Write out the entire listing below exactly as it appears, minus any pictures.

==================================================

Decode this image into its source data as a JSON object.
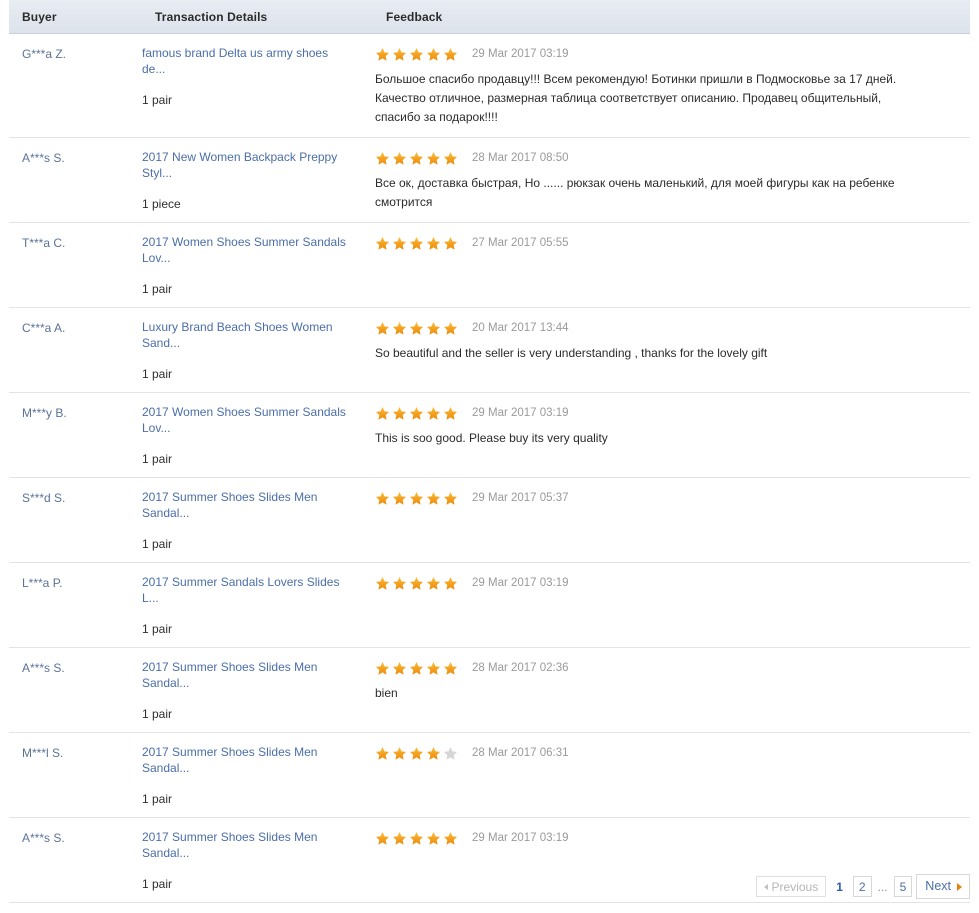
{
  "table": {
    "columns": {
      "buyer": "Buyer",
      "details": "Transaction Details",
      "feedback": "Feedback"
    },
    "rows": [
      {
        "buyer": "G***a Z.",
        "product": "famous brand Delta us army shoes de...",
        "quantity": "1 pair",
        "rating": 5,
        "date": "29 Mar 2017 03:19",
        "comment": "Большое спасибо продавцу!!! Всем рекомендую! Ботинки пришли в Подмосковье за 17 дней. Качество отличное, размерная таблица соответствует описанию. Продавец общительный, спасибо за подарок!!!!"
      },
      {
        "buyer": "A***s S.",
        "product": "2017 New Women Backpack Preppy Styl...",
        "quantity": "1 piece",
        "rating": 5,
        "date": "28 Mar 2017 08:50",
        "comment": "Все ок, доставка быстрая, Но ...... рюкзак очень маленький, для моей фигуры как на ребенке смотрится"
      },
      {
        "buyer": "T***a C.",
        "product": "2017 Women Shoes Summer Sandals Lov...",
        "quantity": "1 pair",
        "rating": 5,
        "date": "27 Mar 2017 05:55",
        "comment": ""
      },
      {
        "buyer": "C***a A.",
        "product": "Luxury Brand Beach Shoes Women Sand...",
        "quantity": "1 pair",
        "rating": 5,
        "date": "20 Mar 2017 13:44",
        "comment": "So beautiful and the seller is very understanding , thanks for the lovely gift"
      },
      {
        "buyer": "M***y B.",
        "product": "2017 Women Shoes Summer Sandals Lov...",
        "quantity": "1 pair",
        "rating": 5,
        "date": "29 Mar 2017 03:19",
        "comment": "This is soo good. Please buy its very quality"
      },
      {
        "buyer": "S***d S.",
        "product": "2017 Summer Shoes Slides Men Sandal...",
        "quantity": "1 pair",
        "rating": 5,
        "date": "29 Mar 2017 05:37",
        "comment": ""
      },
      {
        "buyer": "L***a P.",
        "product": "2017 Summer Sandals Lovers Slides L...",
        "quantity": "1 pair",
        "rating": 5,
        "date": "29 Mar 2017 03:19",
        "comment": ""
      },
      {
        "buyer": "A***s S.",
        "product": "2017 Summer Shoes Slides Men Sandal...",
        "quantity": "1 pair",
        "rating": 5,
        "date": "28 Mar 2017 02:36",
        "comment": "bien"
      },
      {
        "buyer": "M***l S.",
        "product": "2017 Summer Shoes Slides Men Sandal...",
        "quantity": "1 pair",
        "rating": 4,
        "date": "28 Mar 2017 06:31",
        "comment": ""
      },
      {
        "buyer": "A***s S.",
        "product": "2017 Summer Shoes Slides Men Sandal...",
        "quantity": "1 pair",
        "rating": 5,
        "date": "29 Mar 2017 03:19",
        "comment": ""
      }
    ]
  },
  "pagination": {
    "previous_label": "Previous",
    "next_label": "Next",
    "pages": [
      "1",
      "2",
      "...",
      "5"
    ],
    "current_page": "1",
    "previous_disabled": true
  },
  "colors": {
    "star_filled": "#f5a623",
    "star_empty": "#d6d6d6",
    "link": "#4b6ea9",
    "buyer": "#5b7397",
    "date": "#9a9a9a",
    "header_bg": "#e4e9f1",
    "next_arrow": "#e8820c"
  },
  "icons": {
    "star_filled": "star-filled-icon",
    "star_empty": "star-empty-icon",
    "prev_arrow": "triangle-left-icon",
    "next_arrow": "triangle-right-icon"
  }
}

==================================================

Finished task:
Decode this image into its source data as a JSON object.
{
  "table": {
    "columns": {
      "buyer": "Buyer",
      "details": "Transaction Details",
      "feedback": "Feedback"
    },
    "rows": [
      {
        "buyer": "G***a Z.",
        "product": "famous brand Delta us army shoes de...",
        "quantity": "1 pair",
        "rating": 5,
        "date": "29 Mar 2017 03:19",
        "comment": "Большое спасибо продавцу!!! Всем рекомендую! Ботинки пришли в Подмосковье за 17 дней. Качество отличное, размерная таблица соответствует описанию. Продавец общительный, спасибо за подарок!!!!"
      },
      {
        "buyer": "A***s S.",
        "product": "2017 New Women Backpack Preppy Styl...",
        "quantity": "1 piece",
        "rating": 5,
        "date": "28 Mar 2017 08:50",
        "comment": "Все ок, доставка быстрая, Но ...... рюкзак очень маленький, для моей фигуры как на ребенке смотрится"
      },
      {
        "buyer": "T***a C.",
        "product": "2017 Women Shoes Summer Sandals Lov...",
        "quantity": "1 pair",
        "rating": 5,
        "date": "27 Mar 2017 05:55",
        "comment": ""
      },
      {
        "buyer": "C***a A.",
        "product": "Luxury Brand Beach Shoes Women Sand...",
        "quantity": "1 pair",
        "rating": 5,
        "date": "20 Mar 2017 13:44",
        "comment": "So beautiful and the seller is very understanding , thanks for the lovely gift"
      },
      {
        "buyer": "M***y B.",
        "product": "2017 Women Shoes Summer Sandals Lov...",
        "quantity": "1 pair",
        "rating": 5,
        "date": "29 Mar 2017 03:19",
        "comment": "This is soo good. Please buy its very quality"
      },
      {
        "buyer": "S***d S.",
        "product": "2017 Summer Shoes Slides Men Sandal...",
        "quantity": "1 pair",
        "rating": 5,
        "date": "29 Mar 2017 05:37",
        "comment": ""
      },
      {
        "buyer": "L***a P.",
        "product": "2017 Summer Sandals Lovers Slides L...",
        "quantity": "1 pair",
        "rating": 5,
        "date": "29 Mar 2017 03:19",
        "comment": ""
      },
      {
        "buyer": "A***s S.",
        "product": "2017 Summer Shoes Slides Men Sandal...",
        "quantity": "1 pair",
        "rating": 5,
        "date": "28 Mar 2017 02:36",
        "comment": "bien"
      },
      {
        "buyer": "M***l S.",
        "product": "2017 Summer Shoes Slides Men Sandal...",
        "quantity": "1 pair",
        "rating": 4,
        "date": "28 Mar 2017 06:31",
        "comment": ""
      },
      {
        "buyer": "A***s S.",
        "product": "2017 Summer Shoes Slides Men Sandal...",
        "quantity": "1 pair",
        "rating": 5,
        "date": "29 Mar 2017 03:19",
        "comment": ""
      }
    ]
  },
  "pagination": {
    "previous_label": "Previous",
    "next_label": "Next",
    "pages": [
      "1",
      "2",
      "...",
      "5"
    ],
    "current_page": "1",
    "previous_disabled": true
  },
  "colors": {
    "star_filled": "#f5a623",
    "star_empty": "#d6d6d6",
    "link": "#4b6ea9",
    "buyer": "#5b7397",
    "date": "#9a9a9a",
    "header_bg": "#e4e9f1",
    "next_arrow": "#e8820c"
  },
  "icons": {
    "star_filled": "star-filled-icon",
    "star_empty": "star-empty-icon",
    "prev_arrow": "triangle-left-icon",
    "next_arrow": "triangle-right-icon"
  }
}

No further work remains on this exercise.